• Zu erledigende Aufgaben:
(1) Beantworte zum Bericht über das Telefonat zwischen Trump und Putin diese Fragen:
(a) Wie heißt der außenpolitische Berater des Kreml?
(b) Auf wessen Initiative kam das Gespräch laut diesem Berater zustande?
(c) Was antwortete Trump auf die Frage, ob eher der Ukraine-Krieg oder ein möglicher Konflikt mit dem Iran enden werde?
(2) Führe den Bericht über das Telefonat zwischen Trump und Putin nach seinem letzten Satz um zwei bis drei Sätze fort.

• Textabschnitt:

════════════════════

US-Präsident Donald Trump hat Kremlchef Wladimir Putin in einem Telefonat zu einer befristeten Waffenruhe im Ukraine-Krieg gedrängt. Laut dem aussenpolitischen Berater des Kreml, Juri Uschakow, zeigte sich Putin bereit für eine Feuerpause während der Feierlichkeiten zum Weltkriegsgedenken am 9. Mai.
Uschakow sagte, das Gespräch sei offen und sachlich gewesen und auf russische Initiative zustande gekommen. Trump erklärte im Weissen Haus, er habe Putin in einem «langen, guten» Gespräch eine Waffenruhe nahegelegt. «Und ich glaube, er könnte das tun», sagte der US-Präsident. Auf die Frage, ob der Ukraine-Krieg oder ein möglicher Konflikt mit dem Iran eher enden werde, antwortete Trump: «Ich weiss es nicht.» Weiter sagte er: «Ich glaube, die Ukraine ist militärisch gesehen geschlagen.»

════════════════════

• Bereitgestellte Datensätze:
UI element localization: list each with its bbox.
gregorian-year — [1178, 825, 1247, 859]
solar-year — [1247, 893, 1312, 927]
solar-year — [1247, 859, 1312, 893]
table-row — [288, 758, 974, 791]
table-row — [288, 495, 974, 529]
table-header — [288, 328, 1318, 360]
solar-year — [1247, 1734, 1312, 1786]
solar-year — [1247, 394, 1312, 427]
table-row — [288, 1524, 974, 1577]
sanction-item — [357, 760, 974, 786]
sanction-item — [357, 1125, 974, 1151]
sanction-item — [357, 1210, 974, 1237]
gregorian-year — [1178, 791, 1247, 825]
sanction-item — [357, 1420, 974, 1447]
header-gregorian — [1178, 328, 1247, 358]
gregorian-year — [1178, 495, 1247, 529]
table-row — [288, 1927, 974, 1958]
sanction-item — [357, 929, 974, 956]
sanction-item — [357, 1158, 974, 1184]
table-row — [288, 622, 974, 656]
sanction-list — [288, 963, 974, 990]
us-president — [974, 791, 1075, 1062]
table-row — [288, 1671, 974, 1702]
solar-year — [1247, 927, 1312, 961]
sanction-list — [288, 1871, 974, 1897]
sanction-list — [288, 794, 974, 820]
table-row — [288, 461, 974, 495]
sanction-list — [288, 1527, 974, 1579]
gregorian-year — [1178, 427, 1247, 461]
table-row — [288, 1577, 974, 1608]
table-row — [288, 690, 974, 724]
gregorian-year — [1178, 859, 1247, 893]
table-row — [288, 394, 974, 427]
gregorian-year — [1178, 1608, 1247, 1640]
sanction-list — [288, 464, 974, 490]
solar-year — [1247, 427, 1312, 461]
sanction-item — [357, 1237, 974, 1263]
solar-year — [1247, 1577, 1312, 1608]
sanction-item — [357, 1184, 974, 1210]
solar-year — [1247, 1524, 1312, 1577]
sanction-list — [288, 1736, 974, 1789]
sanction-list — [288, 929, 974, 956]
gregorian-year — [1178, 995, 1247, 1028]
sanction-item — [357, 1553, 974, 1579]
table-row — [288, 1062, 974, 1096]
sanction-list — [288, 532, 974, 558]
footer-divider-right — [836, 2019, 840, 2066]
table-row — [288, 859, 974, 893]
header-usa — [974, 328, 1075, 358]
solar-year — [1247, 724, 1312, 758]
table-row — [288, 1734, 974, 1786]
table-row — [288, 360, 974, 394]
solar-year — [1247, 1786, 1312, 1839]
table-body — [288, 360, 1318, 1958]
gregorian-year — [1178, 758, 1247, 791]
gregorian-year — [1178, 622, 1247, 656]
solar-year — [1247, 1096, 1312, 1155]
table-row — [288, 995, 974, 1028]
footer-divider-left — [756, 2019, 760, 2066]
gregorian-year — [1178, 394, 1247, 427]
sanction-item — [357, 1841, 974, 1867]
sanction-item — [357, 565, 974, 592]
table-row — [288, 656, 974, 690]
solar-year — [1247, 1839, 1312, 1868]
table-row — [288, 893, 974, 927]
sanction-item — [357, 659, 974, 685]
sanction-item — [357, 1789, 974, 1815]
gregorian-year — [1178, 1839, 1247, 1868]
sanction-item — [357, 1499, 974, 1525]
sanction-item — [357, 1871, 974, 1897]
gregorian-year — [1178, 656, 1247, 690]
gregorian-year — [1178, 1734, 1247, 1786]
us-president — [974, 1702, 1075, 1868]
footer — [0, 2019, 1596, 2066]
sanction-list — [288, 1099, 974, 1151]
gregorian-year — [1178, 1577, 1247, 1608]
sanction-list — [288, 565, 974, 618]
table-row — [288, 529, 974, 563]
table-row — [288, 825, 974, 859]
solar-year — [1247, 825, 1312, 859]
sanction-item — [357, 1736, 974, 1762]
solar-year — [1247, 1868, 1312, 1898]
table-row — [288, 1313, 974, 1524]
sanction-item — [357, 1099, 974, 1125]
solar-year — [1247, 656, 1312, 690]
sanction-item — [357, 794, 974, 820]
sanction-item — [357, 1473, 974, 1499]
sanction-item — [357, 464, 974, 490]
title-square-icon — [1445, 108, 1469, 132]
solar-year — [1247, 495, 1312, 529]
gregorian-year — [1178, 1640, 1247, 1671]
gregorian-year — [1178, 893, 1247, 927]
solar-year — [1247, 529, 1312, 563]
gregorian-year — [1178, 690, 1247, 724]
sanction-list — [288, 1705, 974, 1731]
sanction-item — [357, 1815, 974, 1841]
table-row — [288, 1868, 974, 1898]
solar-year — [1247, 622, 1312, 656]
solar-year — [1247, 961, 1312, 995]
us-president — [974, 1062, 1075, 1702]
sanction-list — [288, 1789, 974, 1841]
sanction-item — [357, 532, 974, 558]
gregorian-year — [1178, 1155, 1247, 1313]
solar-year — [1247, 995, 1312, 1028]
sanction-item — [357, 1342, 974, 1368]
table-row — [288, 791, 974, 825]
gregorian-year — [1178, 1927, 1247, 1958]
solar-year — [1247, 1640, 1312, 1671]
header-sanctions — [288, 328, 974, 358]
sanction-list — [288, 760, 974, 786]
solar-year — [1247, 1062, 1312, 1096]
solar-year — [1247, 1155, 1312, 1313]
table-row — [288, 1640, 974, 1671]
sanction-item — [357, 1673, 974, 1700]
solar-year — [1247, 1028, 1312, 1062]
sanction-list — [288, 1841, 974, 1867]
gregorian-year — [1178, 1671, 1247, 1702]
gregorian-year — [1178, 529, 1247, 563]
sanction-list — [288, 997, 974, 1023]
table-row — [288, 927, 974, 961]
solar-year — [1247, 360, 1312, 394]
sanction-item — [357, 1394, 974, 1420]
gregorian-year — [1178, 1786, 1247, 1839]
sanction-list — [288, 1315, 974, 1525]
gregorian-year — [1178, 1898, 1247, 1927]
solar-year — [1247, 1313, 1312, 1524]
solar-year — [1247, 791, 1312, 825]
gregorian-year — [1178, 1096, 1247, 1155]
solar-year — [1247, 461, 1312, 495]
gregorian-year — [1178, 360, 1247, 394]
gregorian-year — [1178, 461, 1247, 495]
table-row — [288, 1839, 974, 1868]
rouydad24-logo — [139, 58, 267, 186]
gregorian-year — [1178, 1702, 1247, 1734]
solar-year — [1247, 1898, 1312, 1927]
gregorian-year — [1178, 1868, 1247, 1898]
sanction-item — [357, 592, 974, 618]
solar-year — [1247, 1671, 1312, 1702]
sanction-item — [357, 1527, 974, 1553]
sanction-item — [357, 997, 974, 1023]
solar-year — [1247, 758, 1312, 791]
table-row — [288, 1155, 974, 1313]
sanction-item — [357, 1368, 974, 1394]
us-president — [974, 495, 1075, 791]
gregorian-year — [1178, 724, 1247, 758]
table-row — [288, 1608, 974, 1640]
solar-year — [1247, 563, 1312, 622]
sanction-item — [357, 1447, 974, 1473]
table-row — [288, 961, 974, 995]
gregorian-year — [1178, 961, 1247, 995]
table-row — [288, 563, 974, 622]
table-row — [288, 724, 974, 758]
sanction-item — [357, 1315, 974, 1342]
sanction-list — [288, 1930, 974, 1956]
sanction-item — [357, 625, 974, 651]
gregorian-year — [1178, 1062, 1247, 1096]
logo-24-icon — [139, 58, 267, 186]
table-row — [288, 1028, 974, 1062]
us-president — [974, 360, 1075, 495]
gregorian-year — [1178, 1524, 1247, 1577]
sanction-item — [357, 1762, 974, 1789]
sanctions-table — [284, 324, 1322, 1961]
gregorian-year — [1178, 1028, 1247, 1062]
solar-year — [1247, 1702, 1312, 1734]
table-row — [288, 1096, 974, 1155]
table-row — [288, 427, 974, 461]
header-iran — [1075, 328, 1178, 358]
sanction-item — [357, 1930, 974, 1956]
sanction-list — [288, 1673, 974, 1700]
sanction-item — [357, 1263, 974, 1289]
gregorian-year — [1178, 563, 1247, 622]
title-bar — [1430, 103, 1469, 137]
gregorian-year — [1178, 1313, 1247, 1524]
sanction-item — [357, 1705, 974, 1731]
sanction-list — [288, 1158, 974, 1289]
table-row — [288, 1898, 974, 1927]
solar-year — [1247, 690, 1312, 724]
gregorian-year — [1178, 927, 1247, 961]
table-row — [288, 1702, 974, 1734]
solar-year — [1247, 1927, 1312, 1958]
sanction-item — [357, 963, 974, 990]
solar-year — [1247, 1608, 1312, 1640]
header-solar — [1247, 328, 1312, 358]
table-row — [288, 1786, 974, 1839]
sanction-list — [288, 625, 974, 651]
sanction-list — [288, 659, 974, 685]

════════════════════

• Antworten in Reihenfolge:
(1)
(a) Juri Uschakow.
(b) Auf russische Initiative.
(c) «Ich weiss es nicht.»

(2)
Nach Angaben aus Moskau schilderte Putin seinem Gesprächspartner die russische Sicht auf die Lage an der Front und warf Kiew Angriffe auf zivile Ziele vor. Zugleich bekräftigte der Kremlchef, Russland halte an seinen Kriegszielen fest, ziehe jedoch Verhandlungen zu deren Erreichung vor.